Retype exactly the lines that run from the line with "Extract all readable text from this page." to the final line of the entries, keeping both ends and nothing else.

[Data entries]
++++++
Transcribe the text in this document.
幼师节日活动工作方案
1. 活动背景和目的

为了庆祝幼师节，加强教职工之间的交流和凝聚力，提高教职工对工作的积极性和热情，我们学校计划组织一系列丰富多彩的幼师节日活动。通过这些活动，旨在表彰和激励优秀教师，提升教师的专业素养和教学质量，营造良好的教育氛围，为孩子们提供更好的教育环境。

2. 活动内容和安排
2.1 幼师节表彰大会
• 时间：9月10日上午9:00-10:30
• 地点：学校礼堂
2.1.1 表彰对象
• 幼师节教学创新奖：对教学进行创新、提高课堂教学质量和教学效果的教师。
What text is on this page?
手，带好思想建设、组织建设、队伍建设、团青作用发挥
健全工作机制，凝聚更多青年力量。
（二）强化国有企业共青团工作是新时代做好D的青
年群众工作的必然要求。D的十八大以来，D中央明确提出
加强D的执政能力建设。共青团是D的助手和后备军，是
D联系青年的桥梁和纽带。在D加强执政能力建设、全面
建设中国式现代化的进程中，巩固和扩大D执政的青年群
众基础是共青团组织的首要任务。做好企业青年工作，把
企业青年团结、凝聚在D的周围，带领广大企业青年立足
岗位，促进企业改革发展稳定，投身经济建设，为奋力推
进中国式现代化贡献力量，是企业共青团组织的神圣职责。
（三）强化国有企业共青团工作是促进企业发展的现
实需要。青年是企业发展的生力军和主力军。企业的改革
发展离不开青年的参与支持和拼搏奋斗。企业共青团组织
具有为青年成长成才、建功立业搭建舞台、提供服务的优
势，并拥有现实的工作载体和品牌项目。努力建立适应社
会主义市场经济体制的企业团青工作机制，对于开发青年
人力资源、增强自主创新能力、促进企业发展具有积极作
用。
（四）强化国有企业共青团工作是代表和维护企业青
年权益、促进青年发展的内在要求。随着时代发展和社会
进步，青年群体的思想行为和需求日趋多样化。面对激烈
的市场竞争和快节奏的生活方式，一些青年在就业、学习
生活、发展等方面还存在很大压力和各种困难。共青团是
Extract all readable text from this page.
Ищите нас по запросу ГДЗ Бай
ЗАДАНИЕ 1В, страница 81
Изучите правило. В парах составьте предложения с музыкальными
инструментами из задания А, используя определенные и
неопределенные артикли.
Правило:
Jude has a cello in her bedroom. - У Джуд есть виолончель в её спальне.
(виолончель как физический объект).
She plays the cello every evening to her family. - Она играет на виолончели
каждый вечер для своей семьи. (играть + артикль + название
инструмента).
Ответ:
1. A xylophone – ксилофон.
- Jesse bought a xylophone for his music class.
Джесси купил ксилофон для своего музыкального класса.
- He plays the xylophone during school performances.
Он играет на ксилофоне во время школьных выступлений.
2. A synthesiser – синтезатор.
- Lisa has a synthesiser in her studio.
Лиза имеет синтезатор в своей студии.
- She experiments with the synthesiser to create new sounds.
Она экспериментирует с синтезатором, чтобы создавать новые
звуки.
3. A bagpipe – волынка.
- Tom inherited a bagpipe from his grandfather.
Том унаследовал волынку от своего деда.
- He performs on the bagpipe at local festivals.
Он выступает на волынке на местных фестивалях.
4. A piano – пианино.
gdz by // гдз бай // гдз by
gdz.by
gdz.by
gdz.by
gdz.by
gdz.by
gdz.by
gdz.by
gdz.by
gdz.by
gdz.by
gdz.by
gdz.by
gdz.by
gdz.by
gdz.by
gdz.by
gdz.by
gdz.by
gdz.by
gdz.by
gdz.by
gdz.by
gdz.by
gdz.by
++++++
[Solution to this exercise]
Extract all readable text from this page.
Ищите нас по запросу ГДЗ Бай
ЗАДАНИЕ 1В, страница 81
Изучите правило. В парах составьте предложения с музыкальными
инструментами из задания А, используя определенные и
неопределенные артикли.
Правило:
Jude has a cello in her bedroom. - У Джуд есть виолончель в её спальне.
(виолончель как физический объект).
She plays the cello every evening to her family. - Она играет на виолончели
каждый вечер для своей семьи. (играть + артикль + название
инструмента).
Ответ:
1. A xylophone – ксилофон.
- Jesse bought a xylophone for his music class.
Джесси купил ксилофон для своего музыкального класса.
- He plays the xylophone during school performances.
Он играет на ксилофоне во время школьных выступлений.
2. A synthesiser – синтезатор.
- Lisa has a synthesiser in her studio.
Лиза имеет синтезатор в своей студии.
- She experiments with the synthesiser to create new sounds.
Она экспериментирует с синтезатором, чтобы создавать новые
звуки.
3. A bagpipe – волынка.
- Tom inherited a bagpipe from his grandfather.
Том унаследовал волынку от своего деда.
- He performs on the bagpipe at local festivals.
Он выступает на волынке на местных фестивалях.
4. A piano – пианино.
gdz by // гдз бай // гдз by
gdz.by
gdz.by
gdz.by
gdz.by
gdz.by
gdz.by
gdz.by
gdz.by
gdz.by
gdz.by
gdz.by
gdz.by
gdz.by
gdz.by
gdz.by
gdz.by
gdz.by
gdz.by
gdz.by
gdz.by
gdz.by
gdz.by
gdz.by
gdz.by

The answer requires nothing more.